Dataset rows
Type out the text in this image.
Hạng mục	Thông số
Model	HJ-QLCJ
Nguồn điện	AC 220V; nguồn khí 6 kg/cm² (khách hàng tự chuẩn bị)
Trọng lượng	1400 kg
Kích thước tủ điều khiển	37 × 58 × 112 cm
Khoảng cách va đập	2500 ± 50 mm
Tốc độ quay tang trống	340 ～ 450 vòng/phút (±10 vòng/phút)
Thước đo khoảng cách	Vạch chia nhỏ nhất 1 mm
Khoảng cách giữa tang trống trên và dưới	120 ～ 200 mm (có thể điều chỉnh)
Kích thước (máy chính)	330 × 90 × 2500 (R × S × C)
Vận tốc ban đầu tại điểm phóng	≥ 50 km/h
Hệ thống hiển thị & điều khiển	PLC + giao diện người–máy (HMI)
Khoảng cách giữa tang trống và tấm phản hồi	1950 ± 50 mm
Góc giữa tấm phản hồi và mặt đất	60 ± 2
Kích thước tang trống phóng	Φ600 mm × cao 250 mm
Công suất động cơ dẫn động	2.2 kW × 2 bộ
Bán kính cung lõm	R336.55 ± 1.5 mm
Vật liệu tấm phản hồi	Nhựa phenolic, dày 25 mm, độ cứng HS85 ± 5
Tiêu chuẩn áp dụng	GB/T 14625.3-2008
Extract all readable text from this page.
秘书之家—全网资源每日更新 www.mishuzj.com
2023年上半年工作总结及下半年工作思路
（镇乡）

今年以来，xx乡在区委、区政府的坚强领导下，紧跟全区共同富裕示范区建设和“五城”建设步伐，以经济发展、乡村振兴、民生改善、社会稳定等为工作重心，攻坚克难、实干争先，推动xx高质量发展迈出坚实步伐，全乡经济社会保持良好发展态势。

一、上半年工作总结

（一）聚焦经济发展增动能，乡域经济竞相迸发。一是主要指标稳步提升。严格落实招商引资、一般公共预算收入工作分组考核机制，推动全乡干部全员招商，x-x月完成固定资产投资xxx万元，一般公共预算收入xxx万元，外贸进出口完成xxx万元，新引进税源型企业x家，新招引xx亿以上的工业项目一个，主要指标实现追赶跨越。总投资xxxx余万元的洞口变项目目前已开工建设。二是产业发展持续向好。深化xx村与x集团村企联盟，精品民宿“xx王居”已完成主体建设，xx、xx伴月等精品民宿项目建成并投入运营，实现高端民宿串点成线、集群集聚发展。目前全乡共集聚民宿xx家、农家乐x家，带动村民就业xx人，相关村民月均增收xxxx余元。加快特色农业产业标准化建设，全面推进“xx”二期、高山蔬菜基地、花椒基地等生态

AIM:
Copy out every line with the word "phản".

ANSWER TO THIS TASK:
Khoảng cách giữa tang trống và tấm phản hồi	1950 ± 50 mm
Góc giữa tấm phản hồi và mặt đất	60 ± 2
Vật liệu tấm phản hồi	Nhựa phenolic, dày 25 mm, độ cứng HS85 ± 5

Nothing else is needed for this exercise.